>> begin Dataset extract
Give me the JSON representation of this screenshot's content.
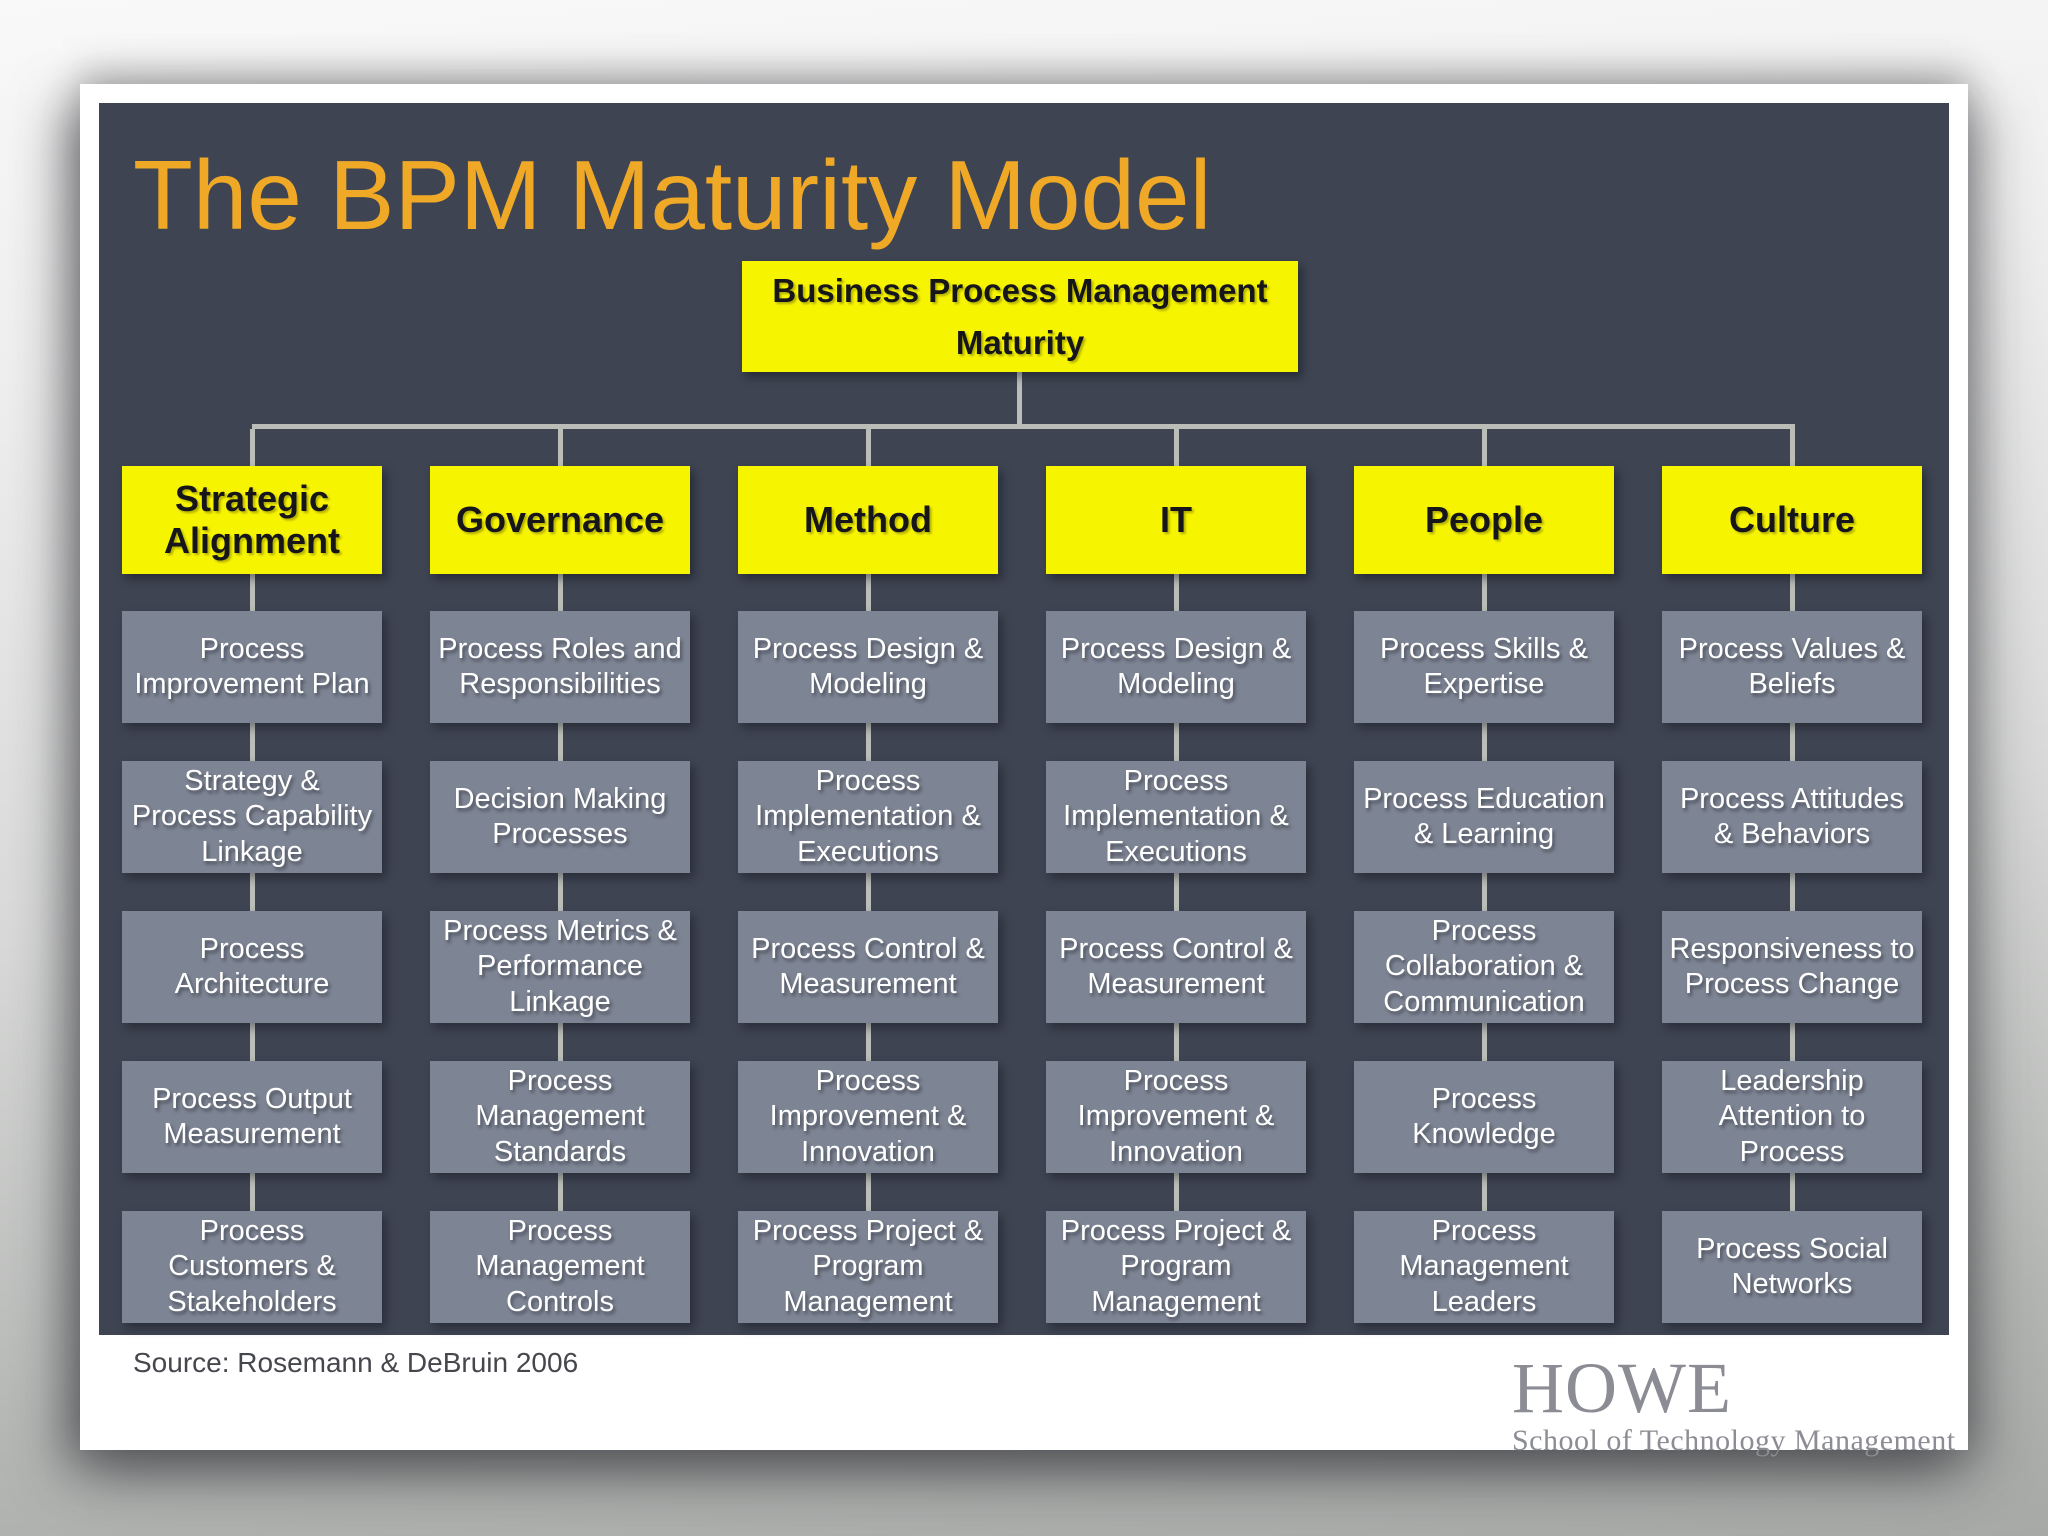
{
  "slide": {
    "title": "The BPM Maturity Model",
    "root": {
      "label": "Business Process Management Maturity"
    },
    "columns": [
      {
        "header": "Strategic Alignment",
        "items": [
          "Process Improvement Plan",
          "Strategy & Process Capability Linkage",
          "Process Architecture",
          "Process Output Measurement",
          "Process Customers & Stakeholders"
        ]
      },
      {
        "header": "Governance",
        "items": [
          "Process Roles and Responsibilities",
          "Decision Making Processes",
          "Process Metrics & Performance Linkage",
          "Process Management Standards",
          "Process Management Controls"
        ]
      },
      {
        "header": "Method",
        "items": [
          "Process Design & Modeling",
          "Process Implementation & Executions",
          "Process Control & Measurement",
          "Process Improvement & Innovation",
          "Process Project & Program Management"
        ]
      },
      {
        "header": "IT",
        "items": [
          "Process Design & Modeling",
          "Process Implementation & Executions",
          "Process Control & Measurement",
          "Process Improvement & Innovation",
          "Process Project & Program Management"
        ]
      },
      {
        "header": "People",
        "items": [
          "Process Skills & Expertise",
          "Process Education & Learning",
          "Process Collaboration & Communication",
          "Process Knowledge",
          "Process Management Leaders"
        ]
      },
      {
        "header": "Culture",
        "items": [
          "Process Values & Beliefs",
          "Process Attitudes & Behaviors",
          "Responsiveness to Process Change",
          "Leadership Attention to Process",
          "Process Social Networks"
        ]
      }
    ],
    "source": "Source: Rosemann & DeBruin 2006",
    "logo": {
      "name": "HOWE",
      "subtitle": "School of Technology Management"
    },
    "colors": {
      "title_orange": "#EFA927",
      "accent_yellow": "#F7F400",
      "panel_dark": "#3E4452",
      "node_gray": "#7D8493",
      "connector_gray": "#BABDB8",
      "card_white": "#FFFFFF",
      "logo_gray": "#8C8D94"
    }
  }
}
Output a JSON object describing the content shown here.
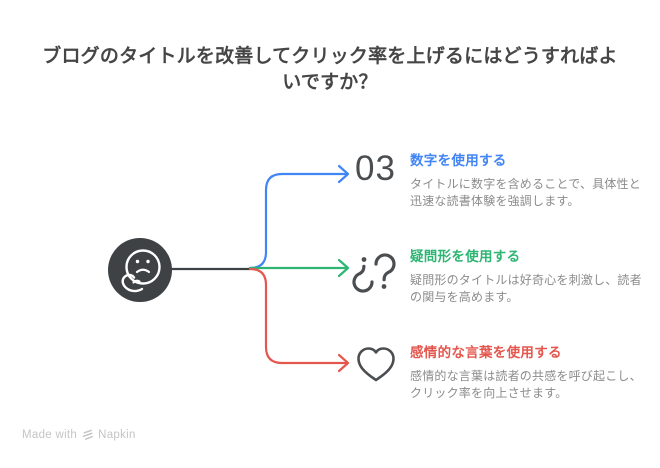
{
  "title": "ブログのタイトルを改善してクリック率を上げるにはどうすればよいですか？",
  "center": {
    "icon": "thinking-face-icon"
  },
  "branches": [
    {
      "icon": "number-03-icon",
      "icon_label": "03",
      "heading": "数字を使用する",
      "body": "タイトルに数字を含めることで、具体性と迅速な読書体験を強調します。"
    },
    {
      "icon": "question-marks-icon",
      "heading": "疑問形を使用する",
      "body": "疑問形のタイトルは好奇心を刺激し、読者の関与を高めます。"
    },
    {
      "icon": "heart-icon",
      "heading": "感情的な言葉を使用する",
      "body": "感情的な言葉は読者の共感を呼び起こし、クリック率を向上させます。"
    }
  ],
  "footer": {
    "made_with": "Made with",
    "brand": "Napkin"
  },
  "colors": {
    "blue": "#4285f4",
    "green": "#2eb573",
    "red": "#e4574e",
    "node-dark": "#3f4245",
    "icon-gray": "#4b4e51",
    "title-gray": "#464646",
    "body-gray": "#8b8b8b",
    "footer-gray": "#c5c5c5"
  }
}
>> end Dataset extract
» **Work to do**
Pictures must be left out. Repeat exactly the lines from the one containing "Output a JSON" through the final line of the data.

» **Reply to the exercise**
Output a JSON object describing the content shown here.
{
  "title": "ブログのタイトルを改善してクリック率を上げるにはどうすればよいですか？",
  "center": {
    "icon": "thinking-face-icon"
  },
  "branches": [
    {
      "icon": "number-03-icon",
      "icon_label": "03",
      "heading": "数字を使用する",
      "body": "タイトルに数字を含めることで、具体性と迅速な読書体験を強調します。"
    },
    {
      "icon": "question-marks-icon",
      "heading": "疑問形を使用する",
      "body": "疑問形のタイトルは好奇心を刺激し、読者の関与を高めます。"
    },
    {
      "icon": "heart-icon",
      "heading": "感情的な言葉を使用する",
      "body": "感情的な言葉は読者の共感を呼び起こし、クリック率を向上させます。"
    }
  ],
  "footer": {
    "made_with": "Made with",
    "brand": "Napkin"
  },
  "colors": {
    "blue": "#4285f4",
    "green": "#2eb573",
    "red": "#e4574e",
    "node-dark": "#3f4245",
    "icon-gray": "#4b4e51",
    "title-gray": "#464646",
    "body-gray": "#8b8b8b",
    "footer-gray": "#c5c5c5"
  }
}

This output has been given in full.